Records for this task
_ _ _ _

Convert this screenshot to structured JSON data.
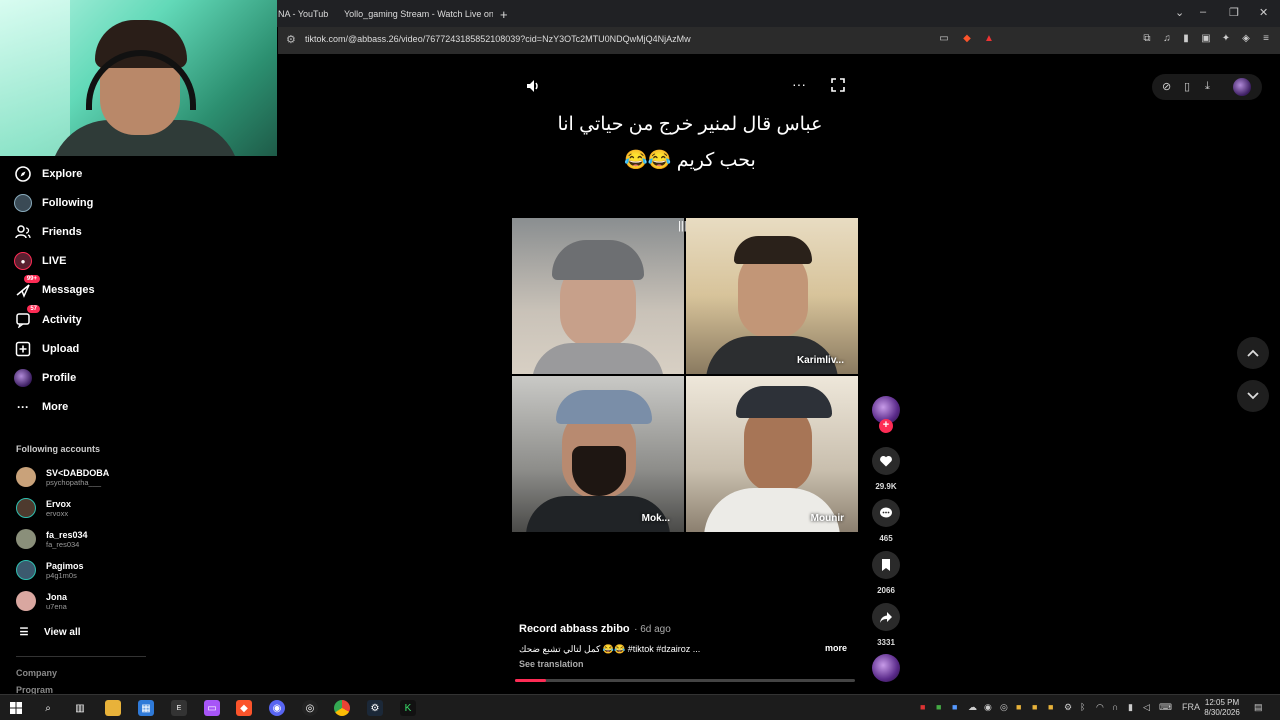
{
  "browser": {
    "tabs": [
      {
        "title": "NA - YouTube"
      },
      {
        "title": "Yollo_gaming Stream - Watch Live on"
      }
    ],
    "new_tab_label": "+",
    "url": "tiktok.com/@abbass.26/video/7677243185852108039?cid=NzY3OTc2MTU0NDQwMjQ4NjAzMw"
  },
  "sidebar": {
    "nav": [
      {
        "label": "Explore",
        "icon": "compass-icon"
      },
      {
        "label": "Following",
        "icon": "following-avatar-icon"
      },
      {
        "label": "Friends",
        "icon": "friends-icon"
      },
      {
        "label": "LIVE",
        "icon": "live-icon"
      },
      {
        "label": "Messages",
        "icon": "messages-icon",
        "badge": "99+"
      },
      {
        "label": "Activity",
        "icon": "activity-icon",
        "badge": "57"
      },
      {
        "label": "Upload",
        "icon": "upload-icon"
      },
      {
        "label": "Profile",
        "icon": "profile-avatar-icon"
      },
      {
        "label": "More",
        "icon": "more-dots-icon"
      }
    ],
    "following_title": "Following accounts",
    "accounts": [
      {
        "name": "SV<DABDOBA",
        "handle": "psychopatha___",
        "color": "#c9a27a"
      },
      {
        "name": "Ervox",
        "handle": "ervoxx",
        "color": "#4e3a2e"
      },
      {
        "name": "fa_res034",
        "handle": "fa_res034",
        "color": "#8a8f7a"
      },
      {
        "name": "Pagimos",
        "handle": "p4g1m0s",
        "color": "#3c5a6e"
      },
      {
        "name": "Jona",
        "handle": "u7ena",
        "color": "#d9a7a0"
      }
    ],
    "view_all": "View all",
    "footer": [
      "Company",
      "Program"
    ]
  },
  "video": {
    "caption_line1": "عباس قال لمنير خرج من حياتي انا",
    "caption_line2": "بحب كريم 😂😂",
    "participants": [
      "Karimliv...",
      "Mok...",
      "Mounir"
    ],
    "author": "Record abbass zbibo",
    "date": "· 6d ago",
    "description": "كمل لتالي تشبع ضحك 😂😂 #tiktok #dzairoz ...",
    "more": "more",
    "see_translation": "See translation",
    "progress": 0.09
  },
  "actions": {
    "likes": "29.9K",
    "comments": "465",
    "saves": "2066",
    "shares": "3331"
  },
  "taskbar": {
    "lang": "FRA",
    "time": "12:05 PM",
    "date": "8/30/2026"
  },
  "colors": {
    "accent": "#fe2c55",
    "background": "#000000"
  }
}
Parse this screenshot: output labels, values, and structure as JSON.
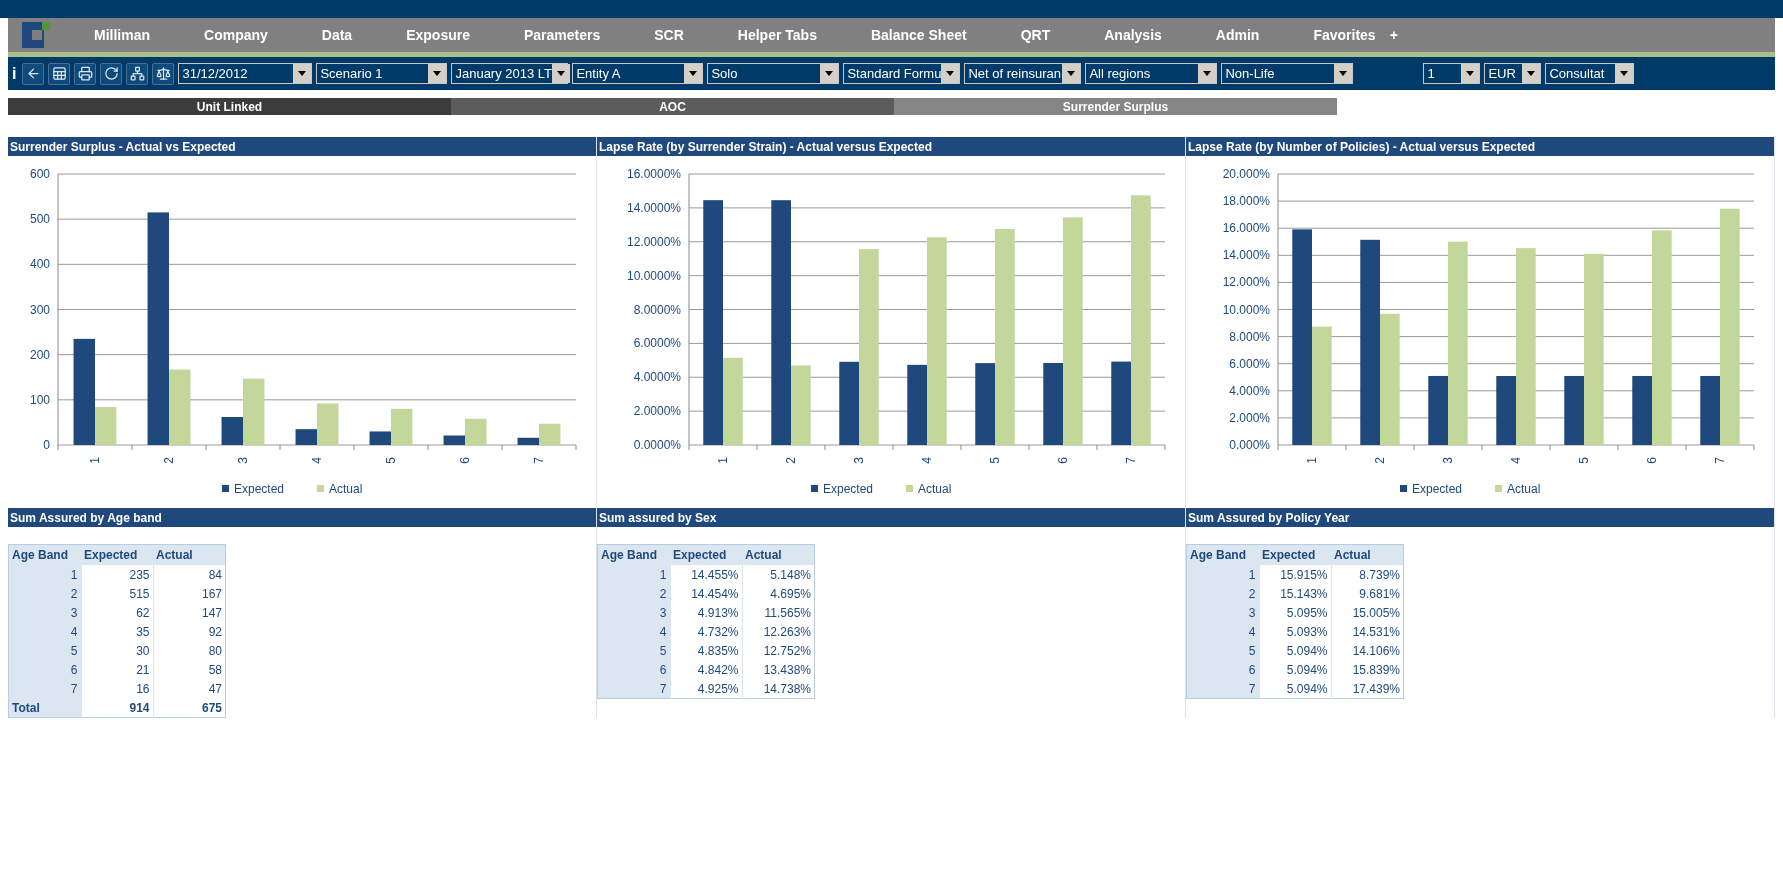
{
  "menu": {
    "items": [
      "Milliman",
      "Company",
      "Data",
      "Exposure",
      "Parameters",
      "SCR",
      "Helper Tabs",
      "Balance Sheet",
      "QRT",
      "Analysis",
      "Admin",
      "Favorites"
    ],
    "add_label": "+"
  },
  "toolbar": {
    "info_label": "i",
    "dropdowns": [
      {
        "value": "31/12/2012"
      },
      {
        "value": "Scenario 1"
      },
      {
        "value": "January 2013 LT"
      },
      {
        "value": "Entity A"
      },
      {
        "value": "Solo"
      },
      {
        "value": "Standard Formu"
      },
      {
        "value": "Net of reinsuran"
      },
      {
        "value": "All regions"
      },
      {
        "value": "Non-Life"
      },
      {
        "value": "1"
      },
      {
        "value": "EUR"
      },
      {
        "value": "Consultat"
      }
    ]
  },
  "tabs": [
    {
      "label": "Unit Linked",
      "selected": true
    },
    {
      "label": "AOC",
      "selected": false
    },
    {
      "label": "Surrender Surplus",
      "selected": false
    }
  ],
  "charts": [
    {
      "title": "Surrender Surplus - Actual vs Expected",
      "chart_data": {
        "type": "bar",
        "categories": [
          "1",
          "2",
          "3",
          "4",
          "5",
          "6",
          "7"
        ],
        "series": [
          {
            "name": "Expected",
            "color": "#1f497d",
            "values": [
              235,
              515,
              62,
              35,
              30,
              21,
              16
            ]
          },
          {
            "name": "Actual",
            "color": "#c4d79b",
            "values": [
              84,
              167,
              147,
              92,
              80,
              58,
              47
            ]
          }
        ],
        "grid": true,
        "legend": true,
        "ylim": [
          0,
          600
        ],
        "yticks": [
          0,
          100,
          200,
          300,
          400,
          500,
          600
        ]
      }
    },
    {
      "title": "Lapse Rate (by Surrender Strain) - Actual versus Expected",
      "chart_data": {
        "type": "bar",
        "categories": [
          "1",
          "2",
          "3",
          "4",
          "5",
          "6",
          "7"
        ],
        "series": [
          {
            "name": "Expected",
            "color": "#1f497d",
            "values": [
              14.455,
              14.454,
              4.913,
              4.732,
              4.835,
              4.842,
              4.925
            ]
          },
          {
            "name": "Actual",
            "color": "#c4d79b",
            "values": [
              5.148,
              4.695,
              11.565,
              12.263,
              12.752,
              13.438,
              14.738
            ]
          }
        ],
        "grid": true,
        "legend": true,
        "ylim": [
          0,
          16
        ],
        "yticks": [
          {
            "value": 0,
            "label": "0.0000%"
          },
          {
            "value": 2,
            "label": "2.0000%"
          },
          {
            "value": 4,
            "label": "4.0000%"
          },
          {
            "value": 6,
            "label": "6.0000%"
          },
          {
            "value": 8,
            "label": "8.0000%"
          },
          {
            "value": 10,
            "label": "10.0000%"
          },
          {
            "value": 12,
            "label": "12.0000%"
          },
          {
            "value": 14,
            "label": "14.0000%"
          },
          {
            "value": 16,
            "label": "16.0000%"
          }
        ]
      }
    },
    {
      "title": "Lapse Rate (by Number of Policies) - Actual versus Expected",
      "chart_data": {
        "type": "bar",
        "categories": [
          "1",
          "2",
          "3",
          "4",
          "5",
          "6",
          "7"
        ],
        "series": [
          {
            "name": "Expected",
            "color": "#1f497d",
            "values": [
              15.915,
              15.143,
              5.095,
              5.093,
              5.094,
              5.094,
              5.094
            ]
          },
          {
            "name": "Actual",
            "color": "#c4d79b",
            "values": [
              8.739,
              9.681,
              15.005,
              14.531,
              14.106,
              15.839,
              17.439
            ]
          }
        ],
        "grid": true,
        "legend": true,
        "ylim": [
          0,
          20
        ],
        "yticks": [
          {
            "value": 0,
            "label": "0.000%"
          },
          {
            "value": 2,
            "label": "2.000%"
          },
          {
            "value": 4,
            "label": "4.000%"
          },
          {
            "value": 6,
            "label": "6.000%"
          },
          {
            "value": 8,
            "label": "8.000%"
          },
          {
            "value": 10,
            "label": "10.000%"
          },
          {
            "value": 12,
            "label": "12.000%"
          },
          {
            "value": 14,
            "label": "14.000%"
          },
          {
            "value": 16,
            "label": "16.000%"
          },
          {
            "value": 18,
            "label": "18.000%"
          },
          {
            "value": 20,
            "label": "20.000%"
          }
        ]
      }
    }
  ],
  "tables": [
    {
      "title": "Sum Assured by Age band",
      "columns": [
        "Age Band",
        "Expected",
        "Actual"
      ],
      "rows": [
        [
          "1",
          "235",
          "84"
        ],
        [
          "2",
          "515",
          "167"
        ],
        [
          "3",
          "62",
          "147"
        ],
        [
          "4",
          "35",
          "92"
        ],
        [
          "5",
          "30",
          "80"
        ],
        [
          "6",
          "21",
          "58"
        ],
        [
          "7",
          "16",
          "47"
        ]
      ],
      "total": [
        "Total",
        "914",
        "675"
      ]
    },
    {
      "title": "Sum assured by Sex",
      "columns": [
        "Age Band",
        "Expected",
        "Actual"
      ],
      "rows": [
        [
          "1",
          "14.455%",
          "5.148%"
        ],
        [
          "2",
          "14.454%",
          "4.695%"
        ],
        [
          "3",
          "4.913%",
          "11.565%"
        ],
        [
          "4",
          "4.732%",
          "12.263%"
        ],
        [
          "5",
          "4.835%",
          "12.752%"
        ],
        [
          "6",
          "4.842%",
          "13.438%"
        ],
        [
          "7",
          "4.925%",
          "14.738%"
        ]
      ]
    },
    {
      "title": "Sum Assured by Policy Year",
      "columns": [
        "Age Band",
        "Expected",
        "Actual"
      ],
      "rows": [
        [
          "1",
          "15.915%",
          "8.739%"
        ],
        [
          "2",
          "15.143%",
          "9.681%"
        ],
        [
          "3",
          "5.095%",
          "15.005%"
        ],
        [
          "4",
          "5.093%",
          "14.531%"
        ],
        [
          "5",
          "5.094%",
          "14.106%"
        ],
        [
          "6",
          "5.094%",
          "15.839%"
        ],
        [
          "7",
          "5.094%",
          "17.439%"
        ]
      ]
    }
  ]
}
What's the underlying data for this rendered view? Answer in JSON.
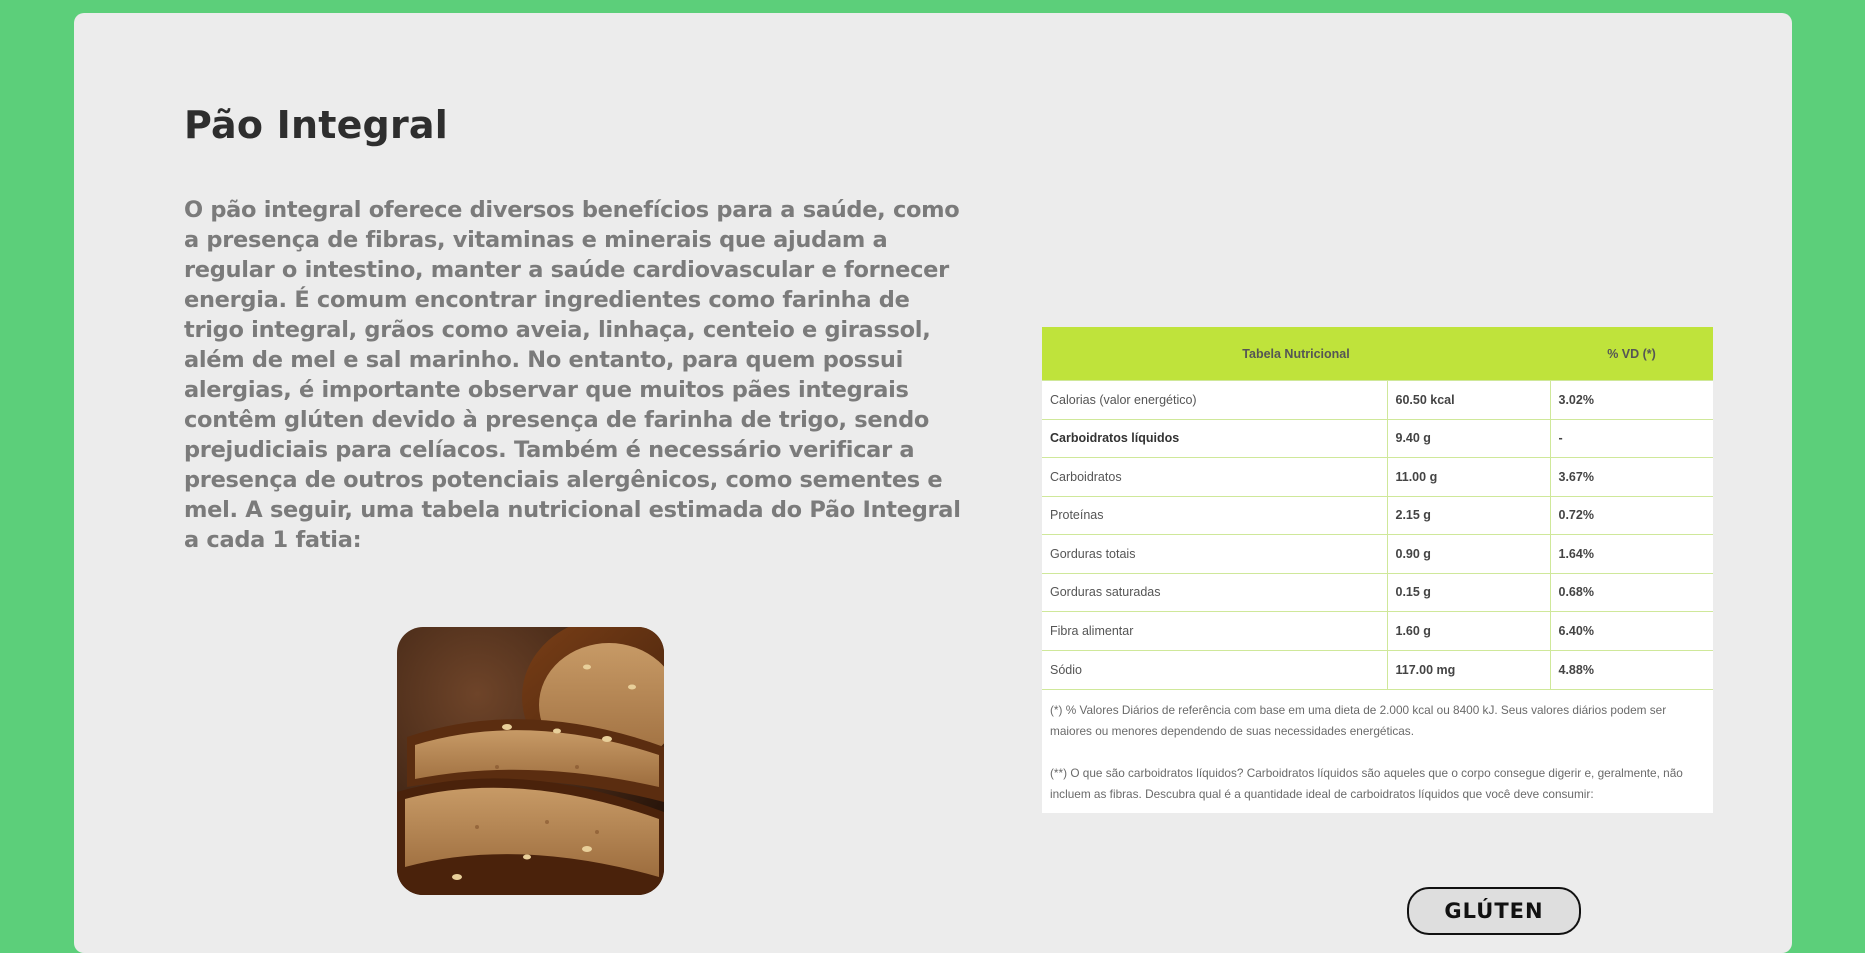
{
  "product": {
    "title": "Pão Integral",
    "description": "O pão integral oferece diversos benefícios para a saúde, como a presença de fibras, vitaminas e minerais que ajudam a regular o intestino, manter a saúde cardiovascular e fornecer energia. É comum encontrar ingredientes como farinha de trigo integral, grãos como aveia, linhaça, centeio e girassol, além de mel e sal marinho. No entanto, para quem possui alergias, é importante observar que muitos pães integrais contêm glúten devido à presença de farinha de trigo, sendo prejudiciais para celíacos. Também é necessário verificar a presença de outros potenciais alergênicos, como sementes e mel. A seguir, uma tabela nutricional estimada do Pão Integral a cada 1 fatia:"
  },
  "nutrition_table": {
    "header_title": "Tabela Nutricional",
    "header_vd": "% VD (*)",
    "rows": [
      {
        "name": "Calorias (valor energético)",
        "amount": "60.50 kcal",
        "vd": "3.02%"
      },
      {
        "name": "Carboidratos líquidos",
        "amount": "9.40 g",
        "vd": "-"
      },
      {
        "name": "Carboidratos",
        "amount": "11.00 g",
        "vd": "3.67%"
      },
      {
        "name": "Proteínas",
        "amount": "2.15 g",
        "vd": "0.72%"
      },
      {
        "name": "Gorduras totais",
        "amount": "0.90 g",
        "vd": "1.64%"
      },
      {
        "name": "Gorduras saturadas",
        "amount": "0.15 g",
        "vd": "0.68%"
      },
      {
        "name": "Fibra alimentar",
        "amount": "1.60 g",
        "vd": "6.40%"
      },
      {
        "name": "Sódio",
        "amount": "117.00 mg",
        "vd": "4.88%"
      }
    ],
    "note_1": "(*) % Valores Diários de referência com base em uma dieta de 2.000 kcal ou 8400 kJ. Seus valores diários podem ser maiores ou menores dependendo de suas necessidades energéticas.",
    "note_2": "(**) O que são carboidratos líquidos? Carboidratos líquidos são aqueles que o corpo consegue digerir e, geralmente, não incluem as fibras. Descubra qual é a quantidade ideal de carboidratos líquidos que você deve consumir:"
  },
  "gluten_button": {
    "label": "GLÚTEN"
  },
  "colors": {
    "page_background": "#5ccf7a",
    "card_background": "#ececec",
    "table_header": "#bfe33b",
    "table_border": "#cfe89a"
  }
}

_ _ _ _

Written instruction
Check every line of the data, and copy the ones that contain "video".

Exercise answer
    "url": "tiktok.com/@abbass.26/video/7677243185852108039?cid=NzY3OTc2MTU0NDQwMjQ4NjAzMw"
  "video": {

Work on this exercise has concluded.